Boxed element entries

□ □ □ □

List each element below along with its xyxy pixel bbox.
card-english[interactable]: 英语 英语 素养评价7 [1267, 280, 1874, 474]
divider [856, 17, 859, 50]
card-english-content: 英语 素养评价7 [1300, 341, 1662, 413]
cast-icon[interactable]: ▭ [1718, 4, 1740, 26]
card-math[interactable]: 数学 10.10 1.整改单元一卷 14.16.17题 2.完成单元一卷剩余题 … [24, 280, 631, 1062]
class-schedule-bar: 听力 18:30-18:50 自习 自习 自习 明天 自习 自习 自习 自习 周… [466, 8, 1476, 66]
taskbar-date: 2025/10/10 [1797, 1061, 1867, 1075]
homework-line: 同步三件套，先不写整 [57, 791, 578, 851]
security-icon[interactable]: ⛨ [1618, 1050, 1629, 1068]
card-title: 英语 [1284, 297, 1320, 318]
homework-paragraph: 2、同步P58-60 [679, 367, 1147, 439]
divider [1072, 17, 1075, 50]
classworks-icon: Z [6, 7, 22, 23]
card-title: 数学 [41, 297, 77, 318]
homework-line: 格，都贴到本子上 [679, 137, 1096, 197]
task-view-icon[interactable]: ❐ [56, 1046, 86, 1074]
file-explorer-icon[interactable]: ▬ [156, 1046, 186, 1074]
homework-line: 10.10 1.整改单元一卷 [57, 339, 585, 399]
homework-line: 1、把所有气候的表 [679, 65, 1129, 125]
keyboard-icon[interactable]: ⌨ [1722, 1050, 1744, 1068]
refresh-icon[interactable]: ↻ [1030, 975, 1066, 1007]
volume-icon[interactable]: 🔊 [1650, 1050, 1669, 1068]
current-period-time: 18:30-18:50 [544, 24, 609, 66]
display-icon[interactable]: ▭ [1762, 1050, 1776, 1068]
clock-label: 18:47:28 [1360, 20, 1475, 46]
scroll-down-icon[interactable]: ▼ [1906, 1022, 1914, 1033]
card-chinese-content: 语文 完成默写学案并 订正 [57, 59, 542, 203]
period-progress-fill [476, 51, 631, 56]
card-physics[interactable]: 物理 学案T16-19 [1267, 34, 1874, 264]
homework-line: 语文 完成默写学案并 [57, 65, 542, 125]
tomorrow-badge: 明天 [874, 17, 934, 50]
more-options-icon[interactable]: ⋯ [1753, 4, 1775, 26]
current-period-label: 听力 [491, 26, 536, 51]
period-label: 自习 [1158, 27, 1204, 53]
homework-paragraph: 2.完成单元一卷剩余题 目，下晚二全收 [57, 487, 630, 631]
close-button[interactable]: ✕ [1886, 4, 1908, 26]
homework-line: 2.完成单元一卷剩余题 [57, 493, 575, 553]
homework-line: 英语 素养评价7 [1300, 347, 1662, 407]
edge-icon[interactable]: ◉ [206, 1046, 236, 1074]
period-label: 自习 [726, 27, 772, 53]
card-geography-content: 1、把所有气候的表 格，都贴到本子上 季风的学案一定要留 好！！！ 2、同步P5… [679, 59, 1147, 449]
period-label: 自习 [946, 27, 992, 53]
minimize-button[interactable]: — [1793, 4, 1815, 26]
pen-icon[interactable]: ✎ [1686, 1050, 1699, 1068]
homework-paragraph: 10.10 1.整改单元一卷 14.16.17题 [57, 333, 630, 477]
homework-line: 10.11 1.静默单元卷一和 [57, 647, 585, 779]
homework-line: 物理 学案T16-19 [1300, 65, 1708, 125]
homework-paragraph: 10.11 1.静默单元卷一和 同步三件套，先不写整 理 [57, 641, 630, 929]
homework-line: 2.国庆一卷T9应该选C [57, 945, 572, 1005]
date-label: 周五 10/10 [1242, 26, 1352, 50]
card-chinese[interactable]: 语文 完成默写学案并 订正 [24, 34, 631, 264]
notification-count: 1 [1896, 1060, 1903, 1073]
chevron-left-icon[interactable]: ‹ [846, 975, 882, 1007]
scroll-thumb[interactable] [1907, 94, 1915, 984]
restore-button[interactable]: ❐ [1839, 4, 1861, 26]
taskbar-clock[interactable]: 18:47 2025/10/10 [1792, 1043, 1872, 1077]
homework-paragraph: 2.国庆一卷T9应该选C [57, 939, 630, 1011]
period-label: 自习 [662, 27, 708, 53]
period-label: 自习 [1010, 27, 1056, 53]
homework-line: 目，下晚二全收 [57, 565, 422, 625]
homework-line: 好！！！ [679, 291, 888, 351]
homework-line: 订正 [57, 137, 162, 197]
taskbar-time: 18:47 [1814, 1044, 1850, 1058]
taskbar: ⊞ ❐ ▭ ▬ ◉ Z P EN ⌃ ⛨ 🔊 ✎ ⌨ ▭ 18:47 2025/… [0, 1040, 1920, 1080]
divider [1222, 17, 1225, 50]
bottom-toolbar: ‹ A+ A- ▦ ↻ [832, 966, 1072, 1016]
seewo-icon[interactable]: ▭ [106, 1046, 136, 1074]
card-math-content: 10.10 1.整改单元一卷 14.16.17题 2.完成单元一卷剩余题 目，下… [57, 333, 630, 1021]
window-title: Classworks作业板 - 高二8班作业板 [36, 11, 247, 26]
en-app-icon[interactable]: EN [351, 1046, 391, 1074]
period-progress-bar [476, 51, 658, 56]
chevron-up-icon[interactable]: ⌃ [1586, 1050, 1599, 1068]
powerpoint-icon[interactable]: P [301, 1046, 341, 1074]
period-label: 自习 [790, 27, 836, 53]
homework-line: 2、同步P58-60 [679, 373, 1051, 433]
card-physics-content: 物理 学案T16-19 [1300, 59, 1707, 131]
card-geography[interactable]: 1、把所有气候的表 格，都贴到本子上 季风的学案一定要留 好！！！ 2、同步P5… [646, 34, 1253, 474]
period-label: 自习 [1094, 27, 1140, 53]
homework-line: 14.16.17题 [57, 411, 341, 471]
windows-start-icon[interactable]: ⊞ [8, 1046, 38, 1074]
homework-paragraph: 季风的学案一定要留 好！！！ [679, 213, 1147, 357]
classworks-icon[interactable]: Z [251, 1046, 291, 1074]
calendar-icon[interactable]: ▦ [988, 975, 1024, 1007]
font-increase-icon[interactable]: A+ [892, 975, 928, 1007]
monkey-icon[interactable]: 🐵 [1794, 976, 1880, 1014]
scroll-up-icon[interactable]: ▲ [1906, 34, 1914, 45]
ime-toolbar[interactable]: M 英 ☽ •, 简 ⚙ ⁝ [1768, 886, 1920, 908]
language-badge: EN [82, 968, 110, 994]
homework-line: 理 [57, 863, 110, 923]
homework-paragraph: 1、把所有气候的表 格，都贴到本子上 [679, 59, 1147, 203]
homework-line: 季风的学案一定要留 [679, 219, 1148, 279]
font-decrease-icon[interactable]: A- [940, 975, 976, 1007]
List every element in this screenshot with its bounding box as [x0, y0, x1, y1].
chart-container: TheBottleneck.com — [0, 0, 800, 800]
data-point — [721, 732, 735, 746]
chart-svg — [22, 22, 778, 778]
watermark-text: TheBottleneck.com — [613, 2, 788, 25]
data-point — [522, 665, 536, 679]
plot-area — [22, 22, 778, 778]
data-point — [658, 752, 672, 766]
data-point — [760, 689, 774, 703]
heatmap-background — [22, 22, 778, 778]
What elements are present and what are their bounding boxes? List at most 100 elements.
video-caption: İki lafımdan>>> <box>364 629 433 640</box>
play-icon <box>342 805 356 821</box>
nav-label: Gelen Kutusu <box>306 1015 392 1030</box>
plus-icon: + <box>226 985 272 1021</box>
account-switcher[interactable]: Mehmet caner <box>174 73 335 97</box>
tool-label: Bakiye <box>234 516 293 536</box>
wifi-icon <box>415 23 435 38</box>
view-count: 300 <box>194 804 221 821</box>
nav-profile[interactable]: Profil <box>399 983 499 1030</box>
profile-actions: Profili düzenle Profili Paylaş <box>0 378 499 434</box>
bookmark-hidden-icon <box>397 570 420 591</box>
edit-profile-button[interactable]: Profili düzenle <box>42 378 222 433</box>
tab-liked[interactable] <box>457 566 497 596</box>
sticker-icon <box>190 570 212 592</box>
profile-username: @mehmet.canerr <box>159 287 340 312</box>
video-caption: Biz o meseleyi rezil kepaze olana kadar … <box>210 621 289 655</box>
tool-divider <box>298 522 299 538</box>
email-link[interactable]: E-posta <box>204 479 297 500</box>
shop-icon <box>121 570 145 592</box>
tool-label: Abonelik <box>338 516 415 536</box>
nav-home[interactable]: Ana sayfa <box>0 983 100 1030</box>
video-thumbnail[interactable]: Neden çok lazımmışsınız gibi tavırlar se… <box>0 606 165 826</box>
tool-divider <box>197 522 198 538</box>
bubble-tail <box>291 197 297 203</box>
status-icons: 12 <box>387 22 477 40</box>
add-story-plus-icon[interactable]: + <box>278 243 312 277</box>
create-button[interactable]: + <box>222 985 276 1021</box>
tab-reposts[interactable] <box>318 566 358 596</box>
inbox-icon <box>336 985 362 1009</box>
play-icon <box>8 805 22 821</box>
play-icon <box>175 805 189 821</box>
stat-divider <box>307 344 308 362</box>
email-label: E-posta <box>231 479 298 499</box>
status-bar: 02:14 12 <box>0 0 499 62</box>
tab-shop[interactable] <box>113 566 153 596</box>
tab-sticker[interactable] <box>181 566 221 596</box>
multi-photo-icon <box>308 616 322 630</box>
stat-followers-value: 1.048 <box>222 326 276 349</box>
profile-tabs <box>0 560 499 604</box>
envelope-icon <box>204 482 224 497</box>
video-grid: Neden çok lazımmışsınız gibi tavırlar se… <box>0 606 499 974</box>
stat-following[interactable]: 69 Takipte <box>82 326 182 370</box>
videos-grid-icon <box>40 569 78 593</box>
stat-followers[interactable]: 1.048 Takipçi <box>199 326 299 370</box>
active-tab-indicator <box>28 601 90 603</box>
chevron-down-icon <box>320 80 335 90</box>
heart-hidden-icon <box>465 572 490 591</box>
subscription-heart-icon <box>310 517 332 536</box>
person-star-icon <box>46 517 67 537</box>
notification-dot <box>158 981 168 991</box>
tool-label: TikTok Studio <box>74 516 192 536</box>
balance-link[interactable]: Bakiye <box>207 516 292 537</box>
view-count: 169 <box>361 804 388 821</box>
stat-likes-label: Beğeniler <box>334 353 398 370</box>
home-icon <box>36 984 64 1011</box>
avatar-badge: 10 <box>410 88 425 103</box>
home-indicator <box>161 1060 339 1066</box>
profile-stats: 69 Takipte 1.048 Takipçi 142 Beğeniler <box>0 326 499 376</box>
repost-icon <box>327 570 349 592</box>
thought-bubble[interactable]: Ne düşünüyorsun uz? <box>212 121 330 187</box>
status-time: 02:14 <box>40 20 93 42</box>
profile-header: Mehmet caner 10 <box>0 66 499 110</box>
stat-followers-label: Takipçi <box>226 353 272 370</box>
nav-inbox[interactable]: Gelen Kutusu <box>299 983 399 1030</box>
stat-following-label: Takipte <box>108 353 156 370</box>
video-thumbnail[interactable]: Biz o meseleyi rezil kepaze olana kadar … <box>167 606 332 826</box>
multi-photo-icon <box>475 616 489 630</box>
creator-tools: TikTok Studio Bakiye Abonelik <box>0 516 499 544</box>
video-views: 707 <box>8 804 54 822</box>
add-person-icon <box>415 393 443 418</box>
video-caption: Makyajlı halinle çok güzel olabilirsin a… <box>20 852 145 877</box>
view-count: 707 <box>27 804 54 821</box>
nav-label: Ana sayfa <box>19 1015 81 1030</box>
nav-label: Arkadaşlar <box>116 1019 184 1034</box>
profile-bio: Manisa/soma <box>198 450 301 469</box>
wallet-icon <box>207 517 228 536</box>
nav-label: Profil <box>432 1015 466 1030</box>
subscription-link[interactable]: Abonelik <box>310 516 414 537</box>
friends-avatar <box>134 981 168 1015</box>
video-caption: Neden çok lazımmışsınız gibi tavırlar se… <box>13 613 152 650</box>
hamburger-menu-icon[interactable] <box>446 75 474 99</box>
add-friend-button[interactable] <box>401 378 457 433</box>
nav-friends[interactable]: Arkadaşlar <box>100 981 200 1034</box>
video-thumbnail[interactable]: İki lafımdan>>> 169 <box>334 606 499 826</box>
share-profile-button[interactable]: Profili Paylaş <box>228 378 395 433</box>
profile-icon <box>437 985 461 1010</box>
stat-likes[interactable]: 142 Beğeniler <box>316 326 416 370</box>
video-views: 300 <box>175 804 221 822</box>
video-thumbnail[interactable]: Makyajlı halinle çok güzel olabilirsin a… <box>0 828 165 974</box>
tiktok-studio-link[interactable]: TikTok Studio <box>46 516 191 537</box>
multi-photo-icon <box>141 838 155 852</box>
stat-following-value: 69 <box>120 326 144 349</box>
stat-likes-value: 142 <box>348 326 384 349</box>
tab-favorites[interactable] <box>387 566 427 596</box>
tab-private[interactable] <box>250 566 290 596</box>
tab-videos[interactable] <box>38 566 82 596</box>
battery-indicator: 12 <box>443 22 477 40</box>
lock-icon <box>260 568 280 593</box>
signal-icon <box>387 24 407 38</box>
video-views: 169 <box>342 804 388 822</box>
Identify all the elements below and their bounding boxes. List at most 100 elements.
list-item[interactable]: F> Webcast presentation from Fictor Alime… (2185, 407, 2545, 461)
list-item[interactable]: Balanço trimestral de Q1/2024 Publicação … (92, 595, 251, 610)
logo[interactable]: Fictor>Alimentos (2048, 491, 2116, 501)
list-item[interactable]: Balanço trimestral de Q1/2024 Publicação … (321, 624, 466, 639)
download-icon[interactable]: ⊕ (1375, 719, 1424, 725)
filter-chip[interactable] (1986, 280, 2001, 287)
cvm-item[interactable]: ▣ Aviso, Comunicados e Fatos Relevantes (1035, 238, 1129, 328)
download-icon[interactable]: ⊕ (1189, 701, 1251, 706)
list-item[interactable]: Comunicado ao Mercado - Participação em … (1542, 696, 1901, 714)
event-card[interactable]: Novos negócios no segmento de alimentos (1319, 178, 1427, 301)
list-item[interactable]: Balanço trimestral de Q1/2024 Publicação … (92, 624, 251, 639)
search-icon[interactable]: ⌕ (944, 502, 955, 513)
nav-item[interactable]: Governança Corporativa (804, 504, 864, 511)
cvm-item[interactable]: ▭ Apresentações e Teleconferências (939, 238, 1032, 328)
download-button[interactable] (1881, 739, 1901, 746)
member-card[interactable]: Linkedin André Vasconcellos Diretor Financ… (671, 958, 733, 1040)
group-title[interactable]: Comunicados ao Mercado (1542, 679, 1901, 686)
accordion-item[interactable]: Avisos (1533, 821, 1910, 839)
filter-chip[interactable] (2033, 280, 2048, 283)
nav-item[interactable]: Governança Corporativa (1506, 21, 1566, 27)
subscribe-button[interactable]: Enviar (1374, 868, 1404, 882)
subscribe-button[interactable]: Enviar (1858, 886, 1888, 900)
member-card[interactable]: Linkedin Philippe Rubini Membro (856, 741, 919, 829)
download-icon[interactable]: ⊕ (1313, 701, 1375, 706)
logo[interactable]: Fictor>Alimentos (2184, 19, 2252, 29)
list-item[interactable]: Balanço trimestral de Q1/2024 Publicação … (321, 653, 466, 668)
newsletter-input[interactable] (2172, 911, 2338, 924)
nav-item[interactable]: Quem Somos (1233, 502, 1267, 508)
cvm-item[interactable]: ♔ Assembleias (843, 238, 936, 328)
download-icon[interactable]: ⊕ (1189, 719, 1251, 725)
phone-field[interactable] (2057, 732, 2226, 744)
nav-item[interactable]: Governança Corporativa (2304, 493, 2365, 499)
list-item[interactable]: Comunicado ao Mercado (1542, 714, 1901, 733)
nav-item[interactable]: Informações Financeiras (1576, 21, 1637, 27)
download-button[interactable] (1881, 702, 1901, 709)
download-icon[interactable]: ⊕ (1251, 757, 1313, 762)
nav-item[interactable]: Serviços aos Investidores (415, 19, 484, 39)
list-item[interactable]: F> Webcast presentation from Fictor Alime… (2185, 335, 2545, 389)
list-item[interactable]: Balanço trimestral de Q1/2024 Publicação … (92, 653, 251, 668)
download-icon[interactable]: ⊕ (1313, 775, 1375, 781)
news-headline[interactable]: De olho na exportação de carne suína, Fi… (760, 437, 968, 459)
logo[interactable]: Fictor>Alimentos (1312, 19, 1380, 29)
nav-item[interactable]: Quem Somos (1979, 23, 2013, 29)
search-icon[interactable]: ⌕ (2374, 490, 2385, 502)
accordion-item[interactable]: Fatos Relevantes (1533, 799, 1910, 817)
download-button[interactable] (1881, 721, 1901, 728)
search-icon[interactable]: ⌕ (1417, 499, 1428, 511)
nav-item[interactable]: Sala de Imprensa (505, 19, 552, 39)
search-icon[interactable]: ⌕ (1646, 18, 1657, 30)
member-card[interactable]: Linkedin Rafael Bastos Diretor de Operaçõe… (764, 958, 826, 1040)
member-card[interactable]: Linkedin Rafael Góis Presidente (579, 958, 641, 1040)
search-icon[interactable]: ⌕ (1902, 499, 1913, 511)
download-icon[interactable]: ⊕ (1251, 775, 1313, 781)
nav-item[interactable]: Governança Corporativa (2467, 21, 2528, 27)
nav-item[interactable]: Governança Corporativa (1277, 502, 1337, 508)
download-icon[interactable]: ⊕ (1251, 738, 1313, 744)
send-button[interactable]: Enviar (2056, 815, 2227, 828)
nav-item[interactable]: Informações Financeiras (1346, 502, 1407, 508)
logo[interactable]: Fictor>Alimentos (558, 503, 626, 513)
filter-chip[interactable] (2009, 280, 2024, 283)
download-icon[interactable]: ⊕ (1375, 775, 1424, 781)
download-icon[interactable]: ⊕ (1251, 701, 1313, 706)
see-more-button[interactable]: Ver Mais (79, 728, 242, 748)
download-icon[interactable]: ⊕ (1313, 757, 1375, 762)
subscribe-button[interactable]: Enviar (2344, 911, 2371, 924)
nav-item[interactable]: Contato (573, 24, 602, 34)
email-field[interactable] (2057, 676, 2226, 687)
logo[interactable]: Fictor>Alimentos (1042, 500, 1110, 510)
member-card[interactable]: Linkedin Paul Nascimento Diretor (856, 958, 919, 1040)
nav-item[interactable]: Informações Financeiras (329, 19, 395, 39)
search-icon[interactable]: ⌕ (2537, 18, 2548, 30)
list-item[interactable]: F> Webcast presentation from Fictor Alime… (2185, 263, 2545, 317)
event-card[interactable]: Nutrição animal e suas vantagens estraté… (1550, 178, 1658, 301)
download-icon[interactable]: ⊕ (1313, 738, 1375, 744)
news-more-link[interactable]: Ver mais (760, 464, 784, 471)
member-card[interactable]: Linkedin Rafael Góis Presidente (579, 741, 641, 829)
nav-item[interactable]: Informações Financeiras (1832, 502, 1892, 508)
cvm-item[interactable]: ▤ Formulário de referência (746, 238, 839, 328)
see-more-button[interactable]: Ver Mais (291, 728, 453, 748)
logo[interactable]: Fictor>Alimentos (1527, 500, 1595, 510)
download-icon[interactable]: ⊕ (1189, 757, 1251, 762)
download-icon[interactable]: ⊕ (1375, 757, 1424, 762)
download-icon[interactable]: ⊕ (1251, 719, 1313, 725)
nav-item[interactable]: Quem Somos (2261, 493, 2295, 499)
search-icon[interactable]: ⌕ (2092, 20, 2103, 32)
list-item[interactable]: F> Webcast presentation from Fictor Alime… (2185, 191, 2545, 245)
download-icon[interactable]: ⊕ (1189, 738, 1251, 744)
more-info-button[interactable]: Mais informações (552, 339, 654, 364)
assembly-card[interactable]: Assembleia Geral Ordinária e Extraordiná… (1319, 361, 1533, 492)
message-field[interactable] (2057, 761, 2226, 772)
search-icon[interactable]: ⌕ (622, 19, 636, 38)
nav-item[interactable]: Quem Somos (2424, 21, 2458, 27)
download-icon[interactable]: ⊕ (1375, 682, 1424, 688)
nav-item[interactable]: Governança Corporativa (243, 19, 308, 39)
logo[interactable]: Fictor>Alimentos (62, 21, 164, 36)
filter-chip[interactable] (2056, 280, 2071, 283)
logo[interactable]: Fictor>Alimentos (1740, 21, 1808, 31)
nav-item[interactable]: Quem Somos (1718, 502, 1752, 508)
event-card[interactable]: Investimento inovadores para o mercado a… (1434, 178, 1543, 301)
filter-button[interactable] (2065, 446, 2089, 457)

□ □ □ □

_Problem description_
Lay out the entries as a JSON list of strings, one string per line and no blank lines, starting at the top of the entries and ending at the line that contains "card-math[interactable]: 数学 10.10".

_Response to this exercise_
[
  "List each element below along with its xyxy pixel bbox.",
  "card-english[interactable]: 英语 英语 素养评价7 [1267, 280, 1874, 474]",
  "divider [856, 17, 859, 50]",
  "card-english-content: 英语 素养评价7 [1300, 341, 1662, 413]",
  "cast-icon[interactable]: ▭ [1718, 4, 1740, 26]",
  "card-math[interactable]: 数学 10.10 1.整改单元一卷 14.16.17题 2.完成单元一卷剩余题 … [24, 280, 631, 1062]"
]